### Your goal:
Copy the listing below with every "signal-cable" swapped for "signal-wire" and nothing else changed. Omit the pictures.

──────── Dataset entries

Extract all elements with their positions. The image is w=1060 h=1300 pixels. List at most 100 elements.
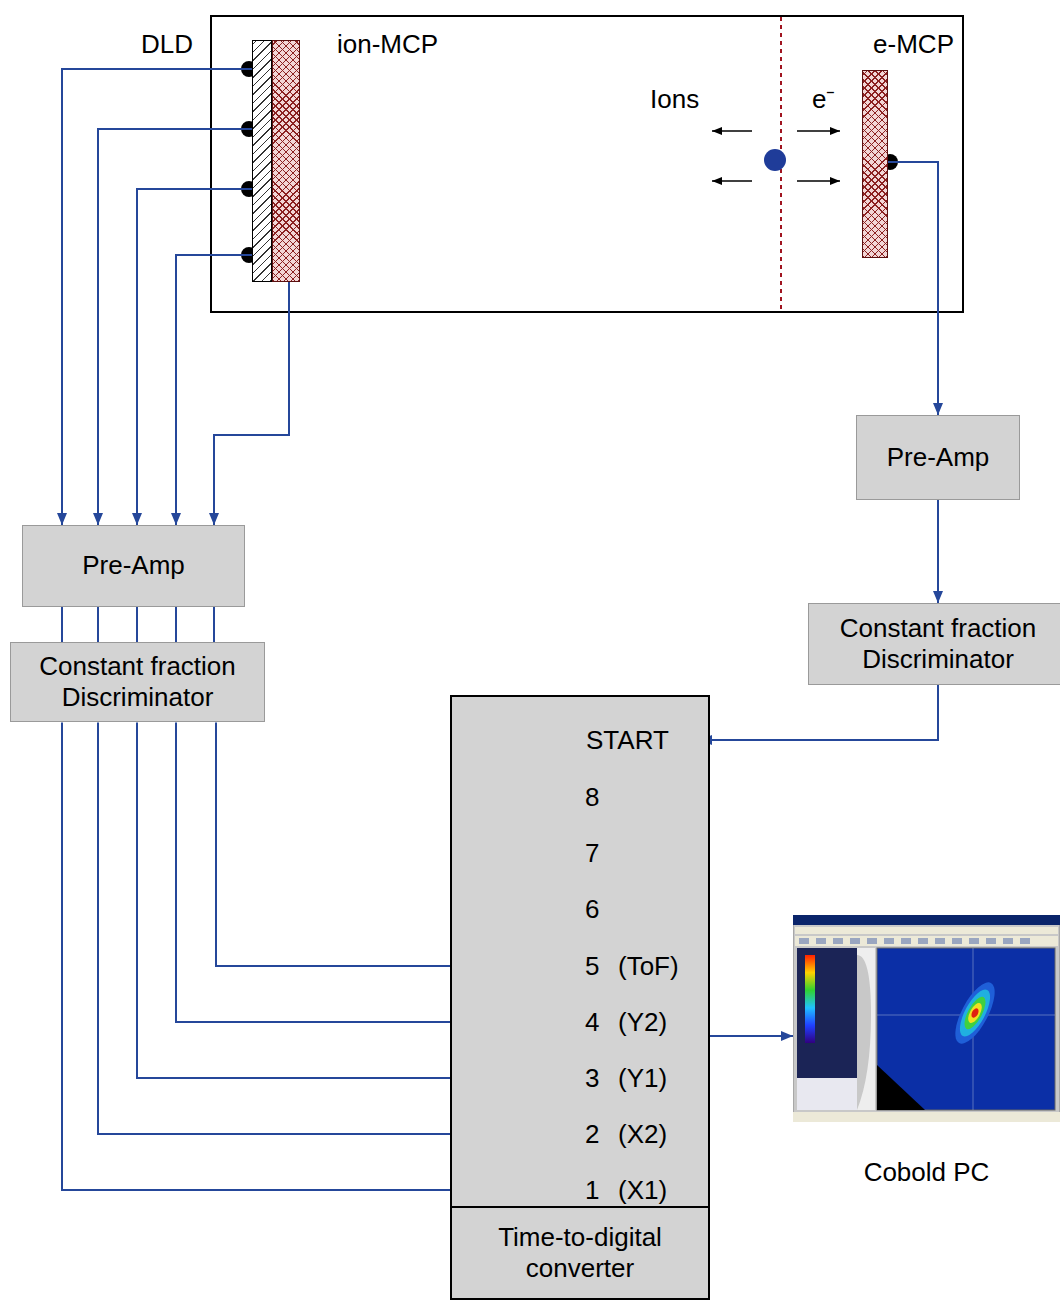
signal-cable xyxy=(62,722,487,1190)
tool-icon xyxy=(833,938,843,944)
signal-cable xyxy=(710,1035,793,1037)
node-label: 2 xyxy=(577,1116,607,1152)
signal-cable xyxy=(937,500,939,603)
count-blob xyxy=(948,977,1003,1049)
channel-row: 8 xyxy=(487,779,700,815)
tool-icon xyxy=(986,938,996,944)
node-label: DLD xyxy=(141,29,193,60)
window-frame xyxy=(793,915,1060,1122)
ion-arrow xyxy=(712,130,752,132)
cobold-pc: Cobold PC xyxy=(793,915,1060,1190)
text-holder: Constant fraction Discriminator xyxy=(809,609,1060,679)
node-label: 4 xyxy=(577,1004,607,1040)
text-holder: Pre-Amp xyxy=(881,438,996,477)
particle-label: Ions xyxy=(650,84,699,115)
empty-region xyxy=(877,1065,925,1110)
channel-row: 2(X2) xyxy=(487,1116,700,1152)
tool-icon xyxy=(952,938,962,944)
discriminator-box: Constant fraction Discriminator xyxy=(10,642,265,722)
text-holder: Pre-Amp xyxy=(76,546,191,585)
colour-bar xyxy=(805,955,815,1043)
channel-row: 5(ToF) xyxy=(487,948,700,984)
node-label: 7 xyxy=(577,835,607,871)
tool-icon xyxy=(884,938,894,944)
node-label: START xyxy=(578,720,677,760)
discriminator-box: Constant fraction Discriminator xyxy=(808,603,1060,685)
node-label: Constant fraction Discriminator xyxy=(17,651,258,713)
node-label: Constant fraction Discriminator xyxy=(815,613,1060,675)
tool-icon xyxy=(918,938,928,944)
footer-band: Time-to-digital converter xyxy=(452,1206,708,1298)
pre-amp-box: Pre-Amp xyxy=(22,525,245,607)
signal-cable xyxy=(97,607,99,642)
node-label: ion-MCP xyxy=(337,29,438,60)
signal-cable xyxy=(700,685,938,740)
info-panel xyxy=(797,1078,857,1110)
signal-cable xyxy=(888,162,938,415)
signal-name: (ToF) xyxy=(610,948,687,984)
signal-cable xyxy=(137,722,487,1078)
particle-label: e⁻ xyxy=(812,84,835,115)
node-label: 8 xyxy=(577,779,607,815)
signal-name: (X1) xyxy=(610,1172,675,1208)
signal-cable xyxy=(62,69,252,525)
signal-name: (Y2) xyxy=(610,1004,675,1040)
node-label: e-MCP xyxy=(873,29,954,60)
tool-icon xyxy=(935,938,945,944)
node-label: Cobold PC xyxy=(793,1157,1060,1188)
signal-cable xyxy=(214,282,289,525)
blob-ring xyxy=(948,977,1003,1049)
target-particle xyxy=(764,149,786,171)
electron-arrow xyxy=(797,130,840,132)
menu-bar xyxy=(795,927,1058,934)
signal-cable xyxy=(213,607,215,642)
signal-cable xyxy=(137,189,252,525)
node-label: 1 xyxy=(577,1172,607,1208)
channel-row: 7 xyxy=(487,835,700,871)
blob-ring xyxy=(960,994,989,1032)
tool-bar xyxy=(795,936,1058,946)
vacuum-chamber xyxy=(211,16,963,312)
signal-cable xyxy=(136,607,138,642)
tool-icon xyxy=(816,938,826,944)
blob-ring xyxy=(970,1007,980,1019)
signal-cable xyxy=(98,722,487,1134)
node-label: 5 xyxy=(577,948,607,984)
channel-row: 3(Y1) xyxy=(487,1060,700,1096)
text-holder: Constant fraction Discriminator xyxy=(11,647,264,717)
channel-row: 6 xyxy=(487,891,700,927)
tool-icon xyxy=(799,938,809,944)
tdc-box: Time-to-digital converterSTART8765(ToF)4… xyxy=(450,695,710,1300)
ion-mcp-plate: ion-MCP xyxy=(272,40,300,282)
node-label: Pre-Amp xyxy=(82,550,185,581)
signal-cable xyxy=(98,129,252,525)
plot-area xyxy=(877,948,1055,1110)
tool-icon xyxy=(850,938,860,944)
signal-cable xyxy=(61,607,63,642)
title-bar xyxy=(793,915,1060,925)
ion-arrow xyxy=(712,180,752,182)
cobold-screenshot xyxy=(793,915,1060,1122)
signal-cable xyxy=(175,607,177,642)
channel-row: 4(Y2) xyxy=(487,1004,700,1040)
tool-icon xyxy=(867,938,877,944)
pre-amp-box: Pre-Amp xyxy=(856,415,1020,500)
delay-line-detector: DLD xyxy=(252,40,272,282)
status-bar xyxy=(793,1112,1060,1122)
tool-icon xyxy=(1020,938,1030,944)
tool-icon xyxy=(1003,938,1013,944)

────────────────

### Solution to this exercise:
Extract all elements with their positions. The image is w=1060 h=1300 pixels. List at most 100 elements.
signal-wire xyxy=(62,722,487,1190)
tool-icon xyxy=(833,938,843,944)
signal-wire xyxy=(710,1035,793,1037)
node-label: 2 xyxy=(577,1116,607,1152)
signal-wire xyxy=(937,500,939,603)
count-blob xyxy=(948,977,1003,1049)
channel-row: 8 xyxy=(487,779,700,815)
tool-icon xyxy=(986,938,996,944)
node-label: DLD xyxy=(141,29,193,60)
window-frame xyxy=(793,915,1060,1122)
ion-arrow xyxy=(712,130,752,132)
cobold-pc: Cobold PC xyxy=(793,915,1060,1190)
text-holder: Constant fraction Discriminator xyxy=(809,609,1060,679)
node-label: 4 xyxy=(577,1004,607,1040)
text-holder: Pre-Amp xyxy=(881,438,996,477)
particle-label: Ions xyxy=(650,84,699,115)
empty-region xyxy=(877,1065,925,1110)
channel-row: 2(X2) xyxy=(487,1116,700,1152)
tool-icon xyxy=(952,938,962,944)
discriminator-box: Constant fraction Discriminator xyxy=(10,642,265,722)
text-holder: Pre-Amp xyxy=(76,546,191,585)
colour-bar xyxy=(805,955,815,1043)
channel-row: 5(ToF) xyxy=(487,948,700,984)
node-label: 7 xyxy=(577,835,607,871)
tool-icon xyxy=(884,938,894,944)
node-label: START xyxy=(578,720,677,760)
discriminator-box: Constant fraction Discriminator xyxy=(808,603,1060,685)
node-label: Constant fraction Discriminator xyxy=(17,651,258,713)
node-label: Constant fraction Discriminator xyxy=(815,613,1060,675)
tool-icon xyxy=(918,938,928,944)
footer-band: Time-to-digital converter xyxy=(452,1206,708,1298)
pre-amp-box: Pre-Amp xyxy=(22,525,245,607)
signal-wire xyxy=(97,607,99,642)
node-label: ion-MCP xyxy=(337,29,438,60)
signal-wire xyxy=(700,685,938,740)
info-panel xyxy=(797,1078,857,1110)
signal-wire xyxy=(888,162,938,415)
signal-name: (ToF) xyxy=(610,948,687,984)
signal-wire xyxy=(137,722,487,1078)
particle-label: e⁻ xyxy=(812,84,835,115)
node-label: 8 xyxy=(577,779,607,815)
signal-name: (X1) xyxy=(610,1172,675,1208)
signal-wire xyxy=(62,69,252,525)
signal-name: (Y2) xyxy=(610,1004,675,1040)
node-label: e-MCP xyxy=(873,29,954,60)
tool-icon xyxy=(935,938,945,944)
node-label: Cobold PC xyxy=(793,1157,1060,1188)
signal-wire xyxy=(214,282,289,525)
blob-ring xyxy=(948,977,1003,1049)
target-particle xyxy=(764,149,786,171)
electron-arrow xyxy=(797,130,840,132)
menu-bar xyxy=(795,927,1058,934)
signal-wire xyxy=(213,607,215,642)
signal-wire xyxy=(137,189,252,525)
node-label: 1 xyxy=(577,1172,607,1208)
channel-row: 7 xyxy=(487,835,700,871)
blob-ring xyxy=(960,994,989,1032)
tool-bar xyxy=(795,936,1058,946)
vacuum-chamber xyxy=(211,16,963,312)
signal-wire xyxy=(136,607,138,642)
tool-icon xyxy=(816,938,826,944)
blob-ring xyxy=(970,1007,980,1019)
signal-wire xyxy=(98,722,487,1134)
node-label: 5 xyxy=(577,948,607,984)
channel-row: 3(Y1) xyxy=(487,1060,700,1096)
text-holder: Constant fraction Discriminator xyxy=(11,647,264,717)
channel-row: 6 xyxy=(487,891,700,927)
tool-icon xyxy=(799,938,809,944)
tdc-box: Time-to-digital converterSTART8765(ToF)4… xyxy=(450,695,710,1300)
ion-mcp-plate: ion-MCP xyxy=(272,40,300,282)
node-label: Pre-Amp xyxy=(82,550,185,581)
signal-wire xyxy=(98,129,252,525)
plot-area xyxy=(877,948,1055,1110)
tool-icon xyxy=(850,938,860,944)
signal-wire xyxy=(61,607,63,642)
title-bar xyxy=(793,915,1060,925)
ion-arrow xyxy=(712,180,752,182)
cobold-screenshot xyxy=(793,915,1060,1122)
signal-wire xyxy=(175,607,177,642)
channel-row: 4(Y2) xyxy=(487,1004,700,1040)
tool-icon xyxy=(867,938,877,944)
pre-amp-box: Pre-Amp xyxy=(856,415,1020,500)
delay-line-detector: DLD xyxy=(252,40,272,282)
status-bar xyxy=(793,1112,1060,1122)
tool-icon xyxy=(1020,938,1030,944)
tool-icon xyxy=(1003,938,1013,944)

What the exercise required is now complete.